((
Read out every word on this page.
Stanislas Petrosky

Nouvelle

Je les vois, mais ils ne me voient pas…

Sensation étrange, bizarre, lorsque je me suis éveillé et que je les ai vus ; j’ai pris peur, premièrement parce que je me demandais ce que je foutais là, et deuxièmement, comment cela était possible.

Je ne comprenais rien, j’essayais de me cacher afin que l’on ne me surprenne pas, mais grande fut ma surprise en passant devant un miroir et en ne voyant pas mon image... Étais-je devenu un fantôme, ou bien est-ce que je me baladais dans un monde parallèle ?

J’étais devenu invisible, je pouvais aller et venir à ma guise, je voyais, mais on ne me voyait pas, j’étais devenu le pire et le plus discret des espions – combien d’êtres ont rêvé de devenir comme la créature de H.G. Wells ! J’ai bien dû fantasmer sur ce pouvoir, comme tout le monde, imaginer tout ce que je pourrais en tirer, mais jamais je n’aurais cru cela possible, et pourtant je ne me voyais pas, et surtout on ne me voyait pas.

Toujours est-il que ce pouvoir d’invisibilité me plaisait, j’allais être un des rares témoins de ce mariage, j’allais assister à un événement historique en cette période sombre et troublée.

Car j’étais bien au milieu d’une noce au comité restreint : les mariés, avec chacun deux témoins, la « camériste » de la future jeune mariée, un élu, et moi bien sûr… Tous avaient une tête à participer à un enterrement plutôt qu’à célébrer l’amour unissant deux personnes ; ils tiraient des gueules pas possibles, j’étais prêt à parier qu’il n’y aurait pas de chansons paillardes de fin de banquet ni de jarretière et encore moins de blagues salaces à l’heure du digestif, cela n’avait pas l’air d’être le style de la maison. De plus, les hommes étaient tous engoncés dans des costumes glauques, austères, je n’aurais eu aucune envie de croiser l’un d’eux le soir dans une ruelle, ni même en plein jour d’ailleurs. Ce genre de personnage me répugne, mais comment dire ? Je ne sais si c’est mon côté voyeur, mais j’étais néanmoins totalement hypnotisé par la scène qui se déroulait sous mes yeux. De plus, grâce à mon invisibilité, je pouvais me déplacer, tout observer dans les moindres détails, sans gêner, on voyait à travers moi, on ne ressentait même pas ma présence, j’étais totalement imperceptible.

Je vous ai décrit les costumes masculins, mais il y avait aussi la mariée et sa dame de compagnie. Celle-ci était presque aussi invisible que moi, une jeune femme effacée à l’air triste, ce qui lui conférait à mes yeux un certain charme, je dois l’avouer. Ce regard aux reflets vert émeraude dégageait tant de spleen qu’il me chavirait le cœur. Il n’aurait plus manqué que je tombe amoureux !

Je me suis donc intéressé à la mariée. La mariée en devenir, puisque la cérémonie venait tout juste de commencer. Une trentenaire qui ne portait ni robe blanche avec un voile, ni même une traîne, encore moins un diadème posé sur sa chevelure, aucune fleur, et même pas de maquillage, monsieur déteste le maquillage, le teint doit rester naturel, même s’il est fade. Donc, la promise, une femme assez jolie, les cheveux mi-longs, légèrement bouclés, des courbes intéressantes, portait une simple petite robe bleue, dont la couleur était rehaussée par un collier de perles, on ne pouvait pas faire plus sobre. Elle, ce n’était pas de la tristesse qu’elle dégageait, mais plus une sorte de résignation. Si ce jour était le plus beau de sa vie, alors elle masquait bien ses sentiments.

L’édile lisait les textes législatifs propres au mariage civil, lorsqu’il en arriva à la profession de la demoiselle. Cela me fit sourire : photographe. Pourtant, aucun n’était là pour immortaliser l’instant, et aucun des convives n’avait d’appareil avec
))
Work required — Output every entry shown above, exactly.

Written answer —
Read out every word on this page.
Stanislas Petrosky

Nouvelle

Je les vois, mais ils ne me voient pas…

Sensation étrange, bizarre, lorsque je me suis éveillé et que je les ai vus ; j’ai pris peur, premièrement parce que je me demandais ce que je foutais là, et deuxièmement, comment cela était possible.

Je ne comprenais rien, j’essayais de me cacher afin que l’on ne me surprenne pas, mais grande fut ma surprise en passant devant un miroir et en ne voyant pas mon image... Étais-je devenu un fantôme, ou bien est-ce que je me baladais dans un monde parallèle ?

J’étais devenu invisible, je pouvais aller et venir à ma guise, je voyais, mais on ne me voyait pas, j’étais devenu le pire et le plus discret des espions – combien d’êtres ont rêvé de devenir comme la créature de H.G. Wells ! J’ai bien dû fantasmer sur ce pouvoir, comme tout le monde, imaginer tout ce que je pourrais en tirer, mais jamais je n’aurais cru cela possible, et pourtant je ne me voyais pas, et surtout on ne me voyait pas.

Toujours est-il que ce pouvoir d’invisibilité me plaisait, j’allais être un des rares témoins de ce mariage, j’allais assister à un événement historique en cette période sombre et troublée.

Car j’étais bien au milieu d’une noce au comité restreint : les mariés, avec chacun deux témoins, la « camériste » de la future jeune mariée, un élu, et moi bien sûr… Tous avaient une tête à participer à un enterrement plutôt qu’à célébrer l’amour unissant deux personnes ; ils tiraient des gueules pas possibles, j’étais prêt à parier qu’il n’y aurait pas de chansons paillardes de fin de banquet ni de jarretière et encore moins de blagues salaces à l’heure du digestif, cela n’avait pas l’air d’être le style de la maison. De plus, les hommes étaient tous engoncés dans des costumes glauques, austères, je n’aurais eu aucune envie de croiser l’un d’eux le soir dans une ruelle, ni même en plein jour d’ailleurs. Ce genre de personnage me répugne, mais comment dire ? Je ne sais si c’est mon côté voyeur, mais j’étais néanmoins totalement hypnotisé par la scène qui se déroulait sous mes yeux. De plus, grâce à mon invisibilité, je pouvais me déplacer, tout observer dans les moindres détails, sans gêner, on voyait à travers moi, on ne ressentait même pas ma présence, j’étais totalement imperceptible.

Je vous ai décrit les costumes masculins, mais il y avait aussi la mariée et sa dame de compagnie. Celle-ci était presque aussi invisible que moi, une jeune femme effacée à l’air triste, ce qui lui conférait à mes yeux un certain charme, je dois l’avouer. Ce regard aux reflets vert émeraude dégageait tant de spleen qu’il me chavirait le cœur. Il n’aurait plus manqué que je tombe amoureux !

Je me suis donc intéressé à la mariée. La mariée en devenir, puisque la cérémonie venait tout juste de commencer. Une trentenaire qui ne portait ni robe blanche avec un voile, ni même une traîne, encore moins un diadème posé sur sa chevelure, aucune fleur, et même pas de maquillage, monsieur déteste le maquillage, le teint doit rester naturel, même s’il est fade. Donc, la promise, une femme assez jolie, les cheveux mi-longs, légèrement bouclés, des courbes intéressantes, portait une simple petite robe bleue, dont la couleur était rehaussée par un collier de perles, on ne pouvait pas faire plus sobre. Elle, ce n’était pas de la tristesse qu’elle dégageait, mais plus une sorte de résignation. Si ce jour était le plus beau de sa vie, alors elle masquait bien ses sentiments.

L’édile lisait les textes législatifs propres au mariage civil, lorsqu’il en arriva à la profession de la demoiselle. Cela me fit sourire : photographe. Pourtant, aucun n’était là pour immortaliser l’instant, et aucun des convives n’avait d’appareil avec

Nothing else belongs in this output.